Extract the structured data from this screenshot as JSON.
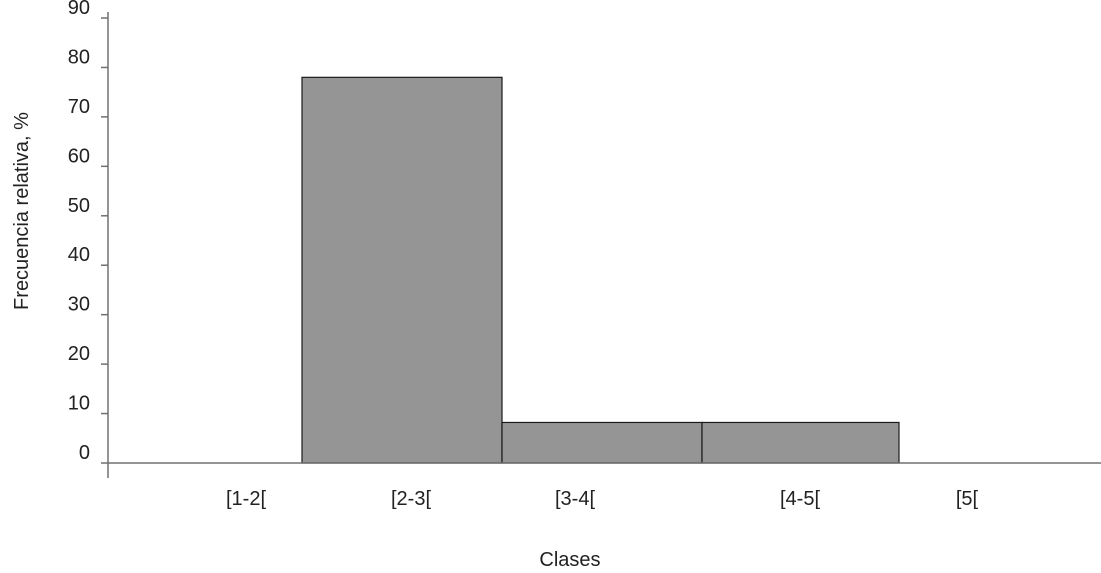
{
  "chart_data": {
    "type": "bar",
    "categories": [
      "[1-2[",
      "[2-3[",
      "[3-4[",
      "[4-5[",
      "[5["
    ],
    "values": [
      0,
      78,
      8.2,
      8.2,
      0
    ],
    "title": "",
    "xlabel": "Clases",
    "ylabel": "Frecuencia relativa, %",
    "ylim": [
      0,
      90
    ],
    "yticks": [
      "0",
      "10",
      "20",
      "30",
      "40",
      "50",
      "60",
      "70",
      "80",
      "90"
    ],
    "grid": false,
    "legend": "none",
    "bar_color": "#959595",
    "bar_edge_color": "#1a1a1a",
    "axis_color": "#707070"
  }
}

### [Problem description]
Print every record above exactly as written, leaving out the pictures.

### [Reply]
Extract the structured data from this screenshot as JSON.
{
  "chart_data": {
    "type": "bar",
    "categories": [
      "[1-2[",
      "[2-3[",
      "[3-4[",
      "[4-5[",
      "[5["
    ],
    "values": [
      0,
      78,
      8.2,
      8.2,
      0
    ],
    "title": "",
    "xlabel": "Clases",
    "ylabel": "Frecuencia relativa, %",
    "ylim": [
      0,
      90
    ],
    "yticks": [
      "0",
      "10",
      "20",
      "30",
      "40",
      "50",
      "60",
      "70",
      "80",
      "90"
    ],
    "grid": false,
    "legend": "none",
    "bar_color": "#959595",
    "bar_edge_color": "#1a1a1a",
    "axis_color": "#707070"
  }
}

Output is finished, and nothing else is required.